Return all lines from the listing below in which the string "text" occurs.

-- START DATA PROVIDED --

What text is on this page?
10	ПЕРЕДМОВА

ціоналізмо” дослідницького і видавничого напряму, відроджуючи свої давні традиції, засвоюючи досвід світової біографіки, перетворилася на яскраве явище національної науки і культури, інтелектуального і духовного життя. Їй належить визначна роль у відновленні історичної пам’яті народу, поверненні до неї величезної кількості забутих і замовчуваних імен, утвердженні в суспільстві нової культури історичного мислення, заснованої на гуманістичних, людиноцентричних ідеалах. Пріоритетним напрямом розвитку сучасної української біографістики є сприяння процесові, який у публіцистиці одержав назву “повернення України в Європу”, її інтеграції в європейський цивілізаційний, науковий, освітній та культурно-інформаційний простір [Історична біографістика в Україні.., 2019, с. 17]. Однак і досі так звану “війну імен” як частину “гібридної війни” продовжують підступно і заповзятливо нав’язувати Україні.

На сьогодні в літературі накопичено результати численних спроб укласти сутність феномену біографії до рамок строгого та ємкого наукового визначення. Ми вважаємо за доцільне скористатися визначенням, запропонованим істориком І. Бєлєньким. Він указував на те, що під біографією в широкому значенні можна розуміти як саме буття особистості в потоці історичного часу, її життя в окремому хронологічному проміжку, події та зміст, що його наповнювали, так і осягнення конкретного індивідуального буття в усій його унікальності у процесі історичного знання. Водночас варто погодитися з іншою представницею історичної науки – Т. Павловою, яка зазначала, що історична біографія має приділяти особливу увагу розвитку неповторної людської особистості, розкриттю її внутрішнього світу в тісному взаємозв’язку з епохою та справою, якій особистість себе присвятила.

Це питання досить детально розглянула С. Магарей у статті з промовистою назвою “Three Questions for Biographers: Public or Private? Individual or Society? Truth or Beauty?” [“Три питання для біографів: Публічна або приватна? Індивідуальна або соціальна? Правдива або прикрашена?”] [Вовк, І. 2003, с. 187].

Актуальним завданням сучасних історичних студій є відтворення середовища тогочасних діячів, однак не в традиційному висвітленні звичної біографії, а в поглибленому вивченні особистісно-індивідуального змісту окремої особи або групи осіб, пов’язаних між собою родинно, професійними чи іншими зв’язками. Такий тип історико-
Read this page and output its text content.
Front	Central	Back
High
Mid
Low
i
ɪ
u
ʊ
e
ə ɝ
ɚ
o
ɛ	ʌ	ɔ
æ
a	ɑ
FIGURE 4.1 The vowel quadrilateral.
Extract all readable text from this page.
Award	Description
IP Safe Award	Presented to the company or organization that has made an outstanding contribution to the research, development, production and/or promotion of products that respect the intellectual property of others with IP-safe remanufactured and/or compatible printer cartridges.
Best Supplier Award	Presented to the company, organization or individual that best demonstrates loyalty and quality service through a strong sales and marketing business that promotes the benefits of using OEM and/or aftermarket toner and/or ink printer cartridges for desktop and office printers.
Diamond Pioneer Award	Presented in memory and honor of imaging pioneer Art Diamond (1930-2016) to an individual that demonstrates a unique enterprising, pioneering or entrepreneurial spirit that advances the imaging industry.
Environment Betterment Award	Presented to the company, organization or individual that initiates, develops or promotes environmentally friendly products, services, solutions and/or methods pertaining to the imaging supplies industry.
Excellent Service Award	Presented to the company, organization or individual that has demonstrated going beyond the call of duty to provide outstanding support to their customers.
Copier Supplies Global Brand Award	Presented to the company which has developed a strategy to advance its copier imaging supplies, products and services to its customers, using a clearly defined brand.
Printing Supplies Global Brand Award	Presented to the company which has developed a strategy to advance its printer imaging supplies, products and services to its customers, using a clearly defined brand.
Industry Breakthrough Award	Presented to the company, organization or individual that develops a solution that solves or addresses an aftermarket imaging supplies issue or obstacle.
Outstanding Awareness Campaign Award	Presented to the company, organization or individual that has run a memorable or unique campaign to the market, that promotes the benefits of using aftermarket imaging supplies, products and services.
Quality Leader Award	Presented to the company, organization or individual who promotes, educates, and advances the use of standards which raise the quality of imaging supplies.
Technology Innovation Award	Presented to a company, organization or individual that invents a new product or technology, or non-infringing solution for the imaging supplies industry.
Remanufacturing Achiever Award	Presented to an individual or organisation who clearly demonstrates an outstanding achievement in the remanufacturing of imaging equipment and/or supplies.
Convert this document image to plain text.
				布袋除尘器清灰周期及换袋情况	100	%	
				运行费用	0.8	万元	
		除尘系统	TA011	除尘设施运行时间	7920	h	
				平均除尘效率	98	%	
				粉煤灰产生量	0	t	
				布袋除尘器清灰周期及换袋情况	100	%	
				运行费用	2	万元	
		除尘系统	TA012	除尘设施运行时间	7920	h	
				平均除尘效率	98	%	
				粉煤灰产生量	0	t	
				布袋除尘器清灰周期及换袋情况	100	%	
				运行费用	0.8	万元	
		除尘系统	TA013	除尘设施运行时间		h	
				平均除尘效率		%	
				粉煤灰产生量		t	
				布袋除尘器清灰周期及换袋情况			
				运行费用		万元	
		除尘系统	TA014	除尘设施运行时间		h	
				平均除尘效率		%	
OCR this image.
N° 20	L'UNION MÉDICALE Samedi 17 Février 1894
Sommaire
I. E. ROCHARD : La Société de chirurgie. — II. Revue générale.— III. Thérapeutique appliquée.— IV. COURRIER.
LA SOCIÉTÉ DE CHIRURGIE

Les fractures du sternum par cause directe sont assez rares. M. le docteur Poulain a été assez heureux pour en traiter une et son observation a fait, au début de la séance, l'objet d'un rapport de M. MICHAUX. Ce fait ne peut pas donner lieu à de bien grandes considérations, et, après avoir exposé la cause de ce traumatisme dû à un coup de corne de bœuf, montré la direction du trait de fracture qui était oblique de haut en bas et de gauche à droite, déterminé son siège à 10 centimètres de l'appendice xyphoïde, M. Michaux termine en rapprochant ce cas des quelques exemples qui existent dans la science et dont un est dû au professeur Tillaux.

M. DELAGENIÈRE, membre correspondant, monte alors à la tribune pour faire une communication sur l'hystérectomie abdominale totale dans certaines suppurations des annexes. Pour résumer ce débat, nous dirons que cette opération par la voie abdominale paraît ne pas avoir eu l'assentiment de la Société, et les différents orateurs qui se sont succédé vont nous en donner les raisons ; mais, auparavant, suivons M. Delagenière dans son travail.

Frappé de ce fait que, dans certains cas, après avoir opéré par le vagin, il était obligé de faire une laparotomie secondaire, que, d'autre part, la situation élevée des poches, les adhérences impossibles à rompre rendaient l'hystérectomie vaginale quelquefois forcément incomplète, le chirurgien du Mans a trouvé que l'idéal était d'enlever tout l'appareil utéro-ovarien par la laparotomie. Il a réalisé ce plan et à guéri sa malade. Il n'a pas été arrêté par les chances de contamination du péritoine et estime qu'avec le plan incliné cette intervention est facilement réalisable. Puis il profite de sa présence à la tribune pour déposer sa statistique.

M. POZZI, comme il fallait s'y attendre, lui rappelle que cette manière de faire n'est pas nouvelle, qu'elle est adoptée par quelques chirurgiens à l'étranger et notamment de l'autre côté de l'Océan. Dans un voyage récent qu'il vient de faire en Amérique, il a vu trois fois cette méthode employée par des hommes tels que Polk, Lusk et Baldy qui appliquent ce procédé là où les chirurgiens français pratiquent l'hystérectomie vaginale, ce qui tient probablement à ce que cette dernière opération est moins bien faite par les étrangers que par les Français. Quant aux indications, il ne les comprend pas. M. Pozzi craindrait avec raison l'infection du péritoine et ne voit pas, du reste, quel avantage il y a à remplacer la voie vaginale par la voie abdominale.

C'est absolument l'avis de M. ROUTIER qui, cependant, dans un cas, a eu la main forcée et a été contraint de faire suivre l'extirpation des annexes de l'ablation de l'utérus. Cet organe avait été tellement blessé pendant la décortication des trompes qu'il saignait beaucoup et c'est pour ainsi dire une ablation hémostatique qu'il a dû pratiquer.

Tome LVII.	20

-- END DATA PROVIDED --

**EXERCISE OUTPUT:**
What text is on this page?
Read this page and output its text content.
Extract all readable text from this page.
Convert this document image to plain text.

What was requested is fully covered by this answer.